Excerpt from a dataset:

+ + +

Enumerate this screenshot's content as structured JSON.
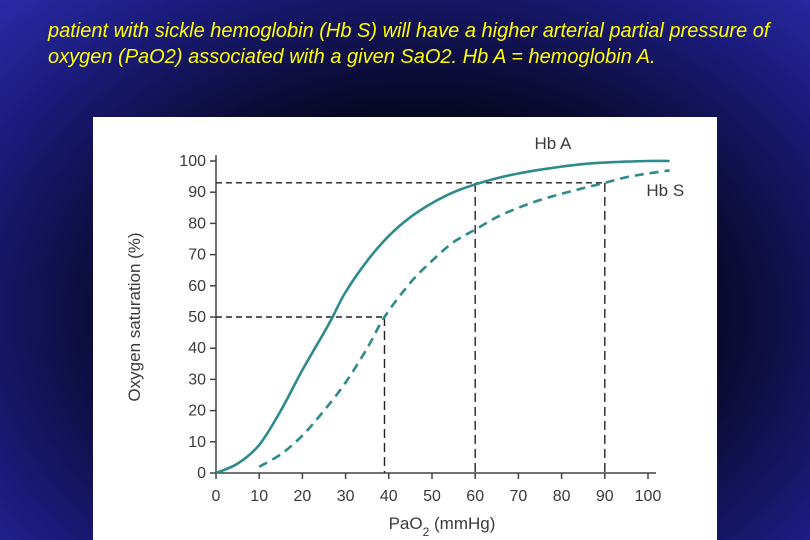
{
  "slide": {
    "text": "patient with sickle hemoglobin (Hb S) will have a higher arterial partial pressure of oxygen (PaO2) associated with a given SaO2. Hb A = hemoglobin A."
  },
  "colors": {
    "text": "#ffff00",
    "curve": "#2e8b8b",
    "guide": "#222222"
  },
  "chart_data": {
    "type": "line",
    "title": "",
    "xlabel": "PaO",
    "xlabel_sub": "2",
    "xlabel_unit": " (mmHg)",
    "ylabel": "Oxygen saturation (%)",
    "xlim": [
      0,
      100
    ],
    "ylim": [
      0,
      100
    ],
    "xticks": [
      "0",
      "10",
      "20",
      "30",
      "40",
      "50",
      "60",
      "70",
      "80",
      "90",
      "100"
    ],
    "yticks": [
      "0",
      "10",
      "20",
      "30",
      "40",
      "50",
      "60",
      "70",
      "80",
      "90",
      "100"
    ],
    "grid": false,
    "series": [
      {
        "name": "Hb A",
        "style": "solid",
        "x": [
          0,
          5,
          10,
          15,
          20,
          25,
          27,
          30,
          35,
          40,
          45,
          50,
          55,
          60,
          65,
          70,
          75,
          80,
          85,
          90,
          95,
          100,
          105
        ],
        "y": [
          0,
          3,
          9,
          20,
          33,
          45,
          50,
          58,
          68,
          76,
          82,
          86.5,
          90,
          92.5,
          94.5,
          96,
          97.2,
          98.2,
          99,
          99.5,
          99.8,
          100,
          100
        ]
      },
      {
        "name": "Hb S",
        "style": "dashed",
        "x": [
          10,
          15,
          20,
          25,
          30,
          35,
          39,
          45,
          50,
          55,
          60,
          65,
          70,
          75,
          80,
          85,
          90,
          95,
          100,
          105
        ],
        "y": [
          2,
          6,
          12,
          20,
          29,
          40,
          50,
          61,
          68,
          74,
          78,
          82,
          85,
          87.5,
          89.5,
          91.3,
          93,
          94.8,
          96,
          97
        ]
      }
    ],
    "guides": {
      "sat50_pao2_a": 27,
      "sat50_pao2_s": 39,
      "sat93_pao2_a": 60,
      "sat93_pao2_s": 90,
      "sat_high": 93,
      "sat_low": 50
    }
  }
}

+ + +

• _WHAT IS NEEDED_: Print all the records again exactly; do not include any picture.

• _COMPLETE ANSWER_:
Enumerate this screenshot's content as structured JSON.
{
  "slide": {
    "text": "patient with sickle hemoglobin (Hb S) will have a higher arterial partial pressure of oxygen (PaO2) associated with a given SaO2. Hb A = hemoglobin A."
  },
  "colors": {
    "text": "#ffff00",
    "curve": "#2e8b8b",
    "guide": "#222222"
  },
  "chart_data": {
    "type": "line",
    "title": "",
    "xlabel": "PaO",
    "xlabel_sub": "2",
    "xlabel_unit": " (mmHg)",
    "ylabel": "Oxygen saturation (%)",
    "xlim": [
      0,
      100
    ],
    "ylim": [
      0,
      100
    ],
    "xticks": [
      "0",
      "10",
      "20",
      "30",
      "40",
      "50",
      "60",
      "70",
      "80",
      "90",
      "100"
    ],
    "yticks": [
      "0",
      "10",
      "20",
      "30",
      "40",
      "50",
      "60",
      "70",
      "80",
      "90",
      "100"
    ],
    "grid": false,
    "series": [
      {
        "name": "Hb A",
        "style": "solid",
        "x": [
          0,
          5,
          10,
          15,
          20,
          25,
          27,
          30,
          35,
          40,
          45,
          50,
          55,
          60,
          65,
          70,
          75,
          80,
          85,
          90,
          95,
          100,
          105
        ],
        "y": [
          0,
          3,
          9,
          20,
          33,
          45,
          50,
          58,
          68,
          76,
          82,
          86.5,
          90,
          92.5,
          94.5,
          96,
          97.2,
          98.2,
          99,
          99.5,
          99.8,
          100,
          100
        ]
      },
      {
        "name": "Hb S",
        "style": "dashed",
        "x": [
          10,
          15,
          20,
          25,
          30,
          35,
          39,
          45,
          50,
          55,
          60,
          65,
          70,
          75,
          80,
          85,
          90,
          95,
          100,
          105
        ],
        "y": [
          2,
          6,
          12,
          20,
          29,
          40,
          50,
          61,
          68,
          74,
          78,
          82,
          85,
          87.5,
          89.5,
          91.3,
          93,
          94.8,
          96,
          97
        ]
      }
    ],
    "guides": {
      "sat50_pao2_a": 27,
      "sat50_pao2_s": 39,
      "sat93_pao2_a": 60,
      "sat93_pao2_s": 90,
      "sat_high": 93,
      "sat_low": 50
    }
  }
}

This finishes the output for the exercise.